The applicant’s contentions

  1. The applicant contended that the learned Judge erred in law in his construction of the Planning Scheme, in that he failed to recognize its strategy to aggregate buildings of similar height in discrete areas. It was submitted that reading the Overlay Map OM-6 with other parts of the Scheme discloses a planning strategy that new development on the eastern side of Main Beach Parade be low-rise (three storeys or below), with new high-rise buildings to be located to the west. The applicant referred to WBQH Developments Pty Ltd v Gold Coast City Council, supra, among other cases.
  1. The applicant’s outline of argument expresses the suggested error of law as follows:

“The learned Primary Judge erred in law in failing to construe the Scheme as a whole and in particular in failing to construe the Scheme as involving the clear planning policies or strategies for this very locality of:

(a)actively discouraging (to the extent available under the Integrated Planning Act) high rise buildings…from the relevant beach side Strip; and

(b)actively encouraging high rise buildings to the west of the beach side Strip (ie west of Main Beach Parade);

in circumstances where such policies or strategies were unarguably a legitimate exercise of the Council’s policy or strategy making power.”

• [PROBLEMS TO SOLVE]
[1] Answer these questions about the applicant's contentions:
(a) Which overlay map did the applicant say should be read with other parts of the Scheme?
(b) What height did the applicant say new development on the eastern side of Main Beach Parade should be?
(c) Where does the outline of argument say high rise buildings were to be actively encouraged?
[2] Write the next part of the passage on the applicant's contentions, picking up after its final sentence.

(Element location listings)
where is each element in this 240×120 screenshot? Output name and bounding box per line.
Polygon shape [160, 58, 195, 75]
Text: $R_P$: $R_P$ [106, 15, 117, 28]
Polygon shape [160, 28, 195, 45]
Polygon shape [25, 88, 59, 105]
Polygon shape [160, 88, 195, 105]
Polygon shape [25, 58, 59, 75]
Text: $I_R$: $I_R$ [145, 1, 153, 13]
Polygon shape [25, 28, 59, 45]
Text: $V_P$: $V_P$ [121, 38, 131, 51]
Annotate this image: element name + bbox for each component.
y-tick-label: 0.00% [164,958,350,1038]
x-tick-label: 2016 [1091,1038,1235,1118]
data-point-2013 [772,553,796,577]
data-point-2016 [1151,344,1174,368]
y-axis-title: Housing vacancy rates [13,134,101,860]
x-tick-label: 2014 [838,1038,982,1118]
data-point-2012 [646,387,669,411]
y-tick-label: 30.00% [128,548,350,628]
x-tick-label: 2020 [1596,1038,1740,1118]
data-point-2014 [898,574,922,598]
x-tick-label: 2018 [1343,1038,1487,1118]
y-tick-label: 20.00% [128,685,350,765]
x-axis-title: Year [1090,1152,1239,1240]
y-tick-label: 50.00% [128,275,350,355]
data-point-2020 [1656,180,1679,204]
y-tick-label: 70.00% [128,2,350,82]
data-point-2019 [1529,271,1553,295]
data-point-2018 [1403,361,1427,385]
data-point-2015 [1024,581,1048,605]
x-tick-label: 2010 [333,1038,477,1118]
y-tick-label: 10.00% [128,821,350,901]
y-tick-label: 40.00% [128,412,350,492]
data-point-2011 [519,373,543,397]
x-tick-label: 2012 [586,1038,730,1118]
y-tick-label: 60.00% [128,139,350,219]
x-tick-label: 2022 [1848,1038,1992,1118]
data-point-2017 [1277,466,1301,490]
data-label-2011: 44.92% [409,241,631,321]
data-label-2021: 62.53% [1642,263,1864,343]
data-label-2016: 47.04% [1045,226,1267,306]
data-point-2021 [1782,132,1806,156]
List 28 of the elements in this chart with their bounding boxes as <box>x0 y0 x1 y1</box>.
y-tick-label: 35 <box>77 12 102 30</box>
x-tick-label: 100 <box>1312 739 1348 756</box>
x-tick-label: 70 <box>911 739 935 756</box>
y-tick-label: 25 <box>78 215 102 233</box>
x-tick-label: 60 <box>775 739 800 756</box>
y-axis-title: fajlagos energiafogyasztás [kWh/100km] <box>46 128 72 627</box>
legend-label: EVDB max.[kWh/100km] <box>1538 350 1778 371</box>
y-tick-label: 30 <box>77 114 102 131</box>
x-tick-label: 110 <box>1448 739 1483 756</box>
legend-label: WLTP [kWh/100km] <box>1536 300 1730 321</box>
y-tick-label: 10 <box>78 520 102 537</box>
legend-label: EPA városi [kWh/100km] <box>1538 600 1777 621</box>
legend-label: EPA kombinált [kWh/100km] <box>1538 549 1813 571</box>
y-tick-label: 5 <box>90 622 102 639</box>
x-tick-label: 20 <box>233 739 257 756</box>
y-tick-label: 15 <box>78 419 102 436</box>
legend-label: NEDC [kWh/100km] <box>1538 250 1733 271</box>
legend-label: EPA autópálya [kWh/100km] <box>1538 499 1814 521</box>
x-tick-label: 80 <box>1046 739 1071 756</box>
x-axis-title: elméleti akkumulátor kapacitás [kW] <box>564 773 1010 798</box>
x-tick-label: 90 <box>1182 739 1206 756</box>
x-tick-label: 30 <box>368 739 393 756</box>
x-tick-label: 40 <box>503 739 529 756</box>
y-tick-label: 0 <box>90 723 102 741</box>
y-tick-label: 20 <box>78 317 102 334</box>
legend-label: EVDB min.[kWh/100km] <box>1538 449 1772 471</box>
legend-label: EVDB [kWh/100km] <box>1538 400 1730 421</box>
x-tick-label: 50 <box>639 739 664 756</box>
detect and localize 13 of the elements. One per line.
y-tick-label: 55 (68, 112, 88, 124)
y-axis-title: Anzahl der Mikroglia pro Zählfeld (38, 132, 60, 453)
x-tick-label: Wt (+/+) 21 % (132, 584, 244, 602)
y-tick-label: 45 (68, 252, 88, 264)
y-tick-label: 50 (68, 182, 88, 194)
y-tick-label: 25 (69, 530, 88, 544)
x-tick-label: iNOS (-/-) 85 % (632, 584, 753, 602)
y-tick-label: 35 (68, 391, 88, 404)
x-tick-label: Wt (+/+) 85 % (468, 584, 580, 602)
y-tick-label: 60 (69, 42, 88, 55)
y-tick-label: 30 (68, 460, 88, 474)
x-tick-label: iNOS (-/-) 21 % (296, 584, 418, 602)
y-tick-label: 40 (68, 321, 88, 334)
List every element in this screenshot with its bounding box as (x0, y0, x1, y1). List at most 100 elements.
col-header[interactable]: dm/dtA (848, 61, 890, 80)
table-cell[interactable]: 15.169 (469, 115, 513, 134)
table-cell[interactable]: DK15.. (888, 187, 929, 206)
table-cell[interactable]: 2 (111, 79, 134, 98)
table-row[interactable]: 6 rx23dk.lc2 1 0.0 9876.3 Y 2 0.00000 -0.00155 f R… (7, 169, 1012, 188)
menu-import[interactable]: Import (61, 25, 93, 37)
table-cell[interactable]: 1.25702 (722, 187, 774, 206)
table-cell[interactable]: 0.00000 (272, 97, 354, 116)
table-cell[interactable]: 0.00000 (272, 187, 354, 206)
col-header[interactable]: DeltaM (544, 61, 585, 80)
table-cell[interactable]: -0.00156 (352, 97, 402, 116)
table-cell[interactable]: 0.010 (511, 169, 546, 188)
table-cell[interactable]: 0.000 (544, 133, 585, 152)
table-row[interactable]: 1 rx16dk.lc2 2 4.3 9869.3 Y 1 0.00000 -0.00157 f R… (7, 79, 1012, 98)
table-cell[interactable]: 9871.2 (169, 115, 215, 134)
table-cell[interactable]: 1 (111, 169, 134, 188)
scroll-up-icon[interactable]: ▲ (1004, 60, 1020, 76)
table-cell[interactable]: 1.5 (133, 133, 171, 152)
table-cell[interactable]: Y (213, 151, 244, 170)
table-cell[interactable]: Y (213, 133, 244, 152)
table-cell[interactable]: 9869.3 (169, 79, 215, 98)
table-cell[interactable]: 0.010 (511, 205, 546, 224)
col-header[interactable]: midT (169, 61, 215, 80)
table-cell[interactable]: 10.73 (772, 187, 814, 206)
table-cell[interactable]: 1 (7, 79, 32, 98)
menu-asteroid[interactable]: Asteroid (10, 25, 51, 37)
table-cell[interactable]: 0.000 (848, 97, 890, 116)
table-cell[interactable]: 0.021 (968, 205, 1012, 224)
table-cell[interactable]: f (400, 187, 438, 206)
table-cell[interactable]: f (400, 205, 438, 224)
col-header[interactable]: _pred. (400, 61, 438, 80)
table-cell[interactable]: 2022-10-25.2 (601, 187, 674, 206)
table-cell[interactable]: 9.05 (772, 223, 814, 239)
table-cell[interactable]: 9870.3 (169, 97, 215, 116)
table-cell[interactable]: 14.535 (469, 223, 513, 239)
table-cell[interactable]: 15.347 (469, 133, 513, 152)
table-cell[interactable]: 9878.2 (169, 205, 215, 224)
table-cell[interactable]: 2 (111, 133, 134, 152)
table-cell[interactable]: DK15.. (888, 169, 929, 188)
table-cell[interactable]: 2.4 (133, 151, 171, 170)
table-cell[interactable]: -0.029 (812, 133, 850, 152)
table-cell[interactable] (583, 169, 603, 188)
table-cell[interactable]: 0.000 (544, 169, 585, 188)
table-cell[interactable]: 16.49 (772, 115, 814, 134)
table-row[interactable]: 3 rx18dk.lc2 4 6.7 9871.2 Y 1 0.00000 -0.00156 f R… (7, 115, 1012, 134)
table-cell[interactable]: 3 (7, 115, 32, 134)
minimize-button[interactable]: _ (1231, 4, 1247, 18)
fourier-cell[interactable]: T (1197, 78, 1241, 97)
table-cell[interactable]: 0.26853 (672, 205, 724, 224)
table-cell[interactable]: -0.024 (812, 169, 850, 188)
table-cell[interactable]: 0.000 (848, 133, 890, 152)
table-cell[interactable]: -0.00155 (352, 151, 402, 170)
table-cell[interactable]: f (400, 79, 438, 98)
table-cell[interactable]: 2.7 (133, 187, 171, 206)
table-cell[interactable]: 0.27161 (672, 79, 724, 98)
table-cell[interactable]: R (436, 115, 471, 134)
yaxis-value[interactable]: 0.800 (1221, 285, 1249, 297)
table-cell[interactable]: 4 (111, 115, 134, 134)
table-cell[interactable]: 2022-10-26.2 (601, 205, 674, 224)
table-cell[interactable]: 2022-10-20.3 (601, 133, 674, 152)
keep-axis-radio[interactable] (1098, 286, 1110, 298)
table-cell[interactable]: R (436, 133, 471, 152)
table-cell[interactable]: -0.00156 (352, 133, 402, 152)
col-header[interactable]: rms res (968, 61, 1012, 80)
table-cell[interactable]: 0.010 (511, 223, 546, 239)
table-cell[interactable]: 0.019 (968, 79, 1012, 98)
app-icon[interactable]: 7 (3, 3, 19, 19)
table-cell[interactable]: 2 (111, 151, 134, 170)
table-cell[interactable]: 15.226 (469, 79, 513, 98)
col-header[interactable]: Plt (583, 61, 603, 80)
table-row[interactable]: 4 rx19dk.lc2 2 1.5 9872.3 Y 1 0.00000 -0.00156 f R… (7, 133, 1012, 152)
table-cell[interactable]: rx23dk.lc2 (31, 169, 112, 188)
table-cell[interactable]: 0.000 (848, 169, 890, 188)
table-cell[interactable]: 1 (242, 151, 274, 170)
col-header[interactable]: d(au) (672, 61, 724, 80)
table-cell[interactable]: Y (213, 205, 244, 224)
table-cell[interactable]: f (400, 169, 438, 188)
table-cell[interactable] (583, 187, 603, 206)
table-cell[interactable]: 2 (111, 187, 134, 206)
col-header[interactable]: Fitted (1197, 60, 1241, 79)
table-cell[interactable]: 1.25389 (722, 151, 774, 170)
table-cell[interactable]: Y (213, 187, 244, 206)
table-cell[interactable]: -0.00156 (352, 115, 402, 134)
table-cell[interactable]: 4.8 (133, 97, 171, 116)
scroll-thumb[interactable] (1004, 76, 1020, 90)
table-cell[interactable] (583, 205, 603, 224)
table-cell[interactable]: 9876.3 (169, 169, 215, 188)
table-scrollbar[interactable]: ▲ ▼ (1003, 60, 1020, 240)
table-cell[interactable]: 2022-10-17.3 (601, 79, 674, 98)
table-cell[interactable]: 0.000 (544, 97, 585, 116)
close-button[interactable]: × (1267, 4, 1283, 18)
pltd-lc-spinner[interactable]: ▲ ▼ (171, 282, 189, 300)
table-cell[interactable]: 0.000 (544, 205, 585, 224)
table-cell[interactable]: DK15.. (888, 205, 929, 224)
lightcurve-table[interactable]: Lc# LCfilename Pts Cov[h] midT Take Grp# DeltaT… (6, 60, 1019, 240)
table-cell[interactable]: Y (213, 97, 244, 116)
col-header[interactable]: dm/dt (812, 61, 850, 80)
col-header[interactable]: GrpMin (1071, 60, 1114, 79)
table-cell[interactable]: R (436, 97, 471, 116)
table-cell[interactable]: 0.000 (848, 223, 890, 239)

• [FINAL ANSWERS]
[1]
(a) Overlay Map OM-6.
(b) Low-rise, three storeys or below.
(c) To the west of the beach side Strip, that is, west of Main Beach Parade.

[2]
  1. Mr Hughes SC, who appeared with Mr Lyons for the applicant, submitted that the learned Judge, in failing to address that strategy, focused wholly on the performance criteria, thereby ignoring the “higher order” conflict with the overlay map. Reference was made to the statement of “planning intent” in relation to Overlay Map 6, which says that the specified “OM6 – Maximum Building Height will be used to clearly articulate the desired outcome of density and built form for the various parts of the coastal strip”.  (That passage occurs in the Residential/Tourism Pacific Coast Land Use Theme, whereas this site is within the Residential Choice Domain, but the passage indicates in a more general way the significance of the designation on the overlay map.)
  1. Counsel for the applicant submitted that His Honour failed to give proper weight to these particular features: that OM-6 was “a specific and unambiguous tool to guide building heights”; that while those specified heights were only “acceptable solutions” in the Residential Choice Place Code, the Scheme promoted compliance with acceptable solutions as “desirable”; and that rendering the proposal impact assessable did not mean that approval should be regarded as a favoured outcome.
  1. Mr Hughes fairly, and properly, did not seek to suggest that the Judge fell into error in his construction of any particular provision of the Scheme, but advanced the applicant’s case more broadly: the height strategy is of such evident importance that in approving this proposal, the Judge must be taken to have ignored it. As will emerge, my view is that the argument fails, because looking at the Scheme as a whole, that overweening importance is not evident.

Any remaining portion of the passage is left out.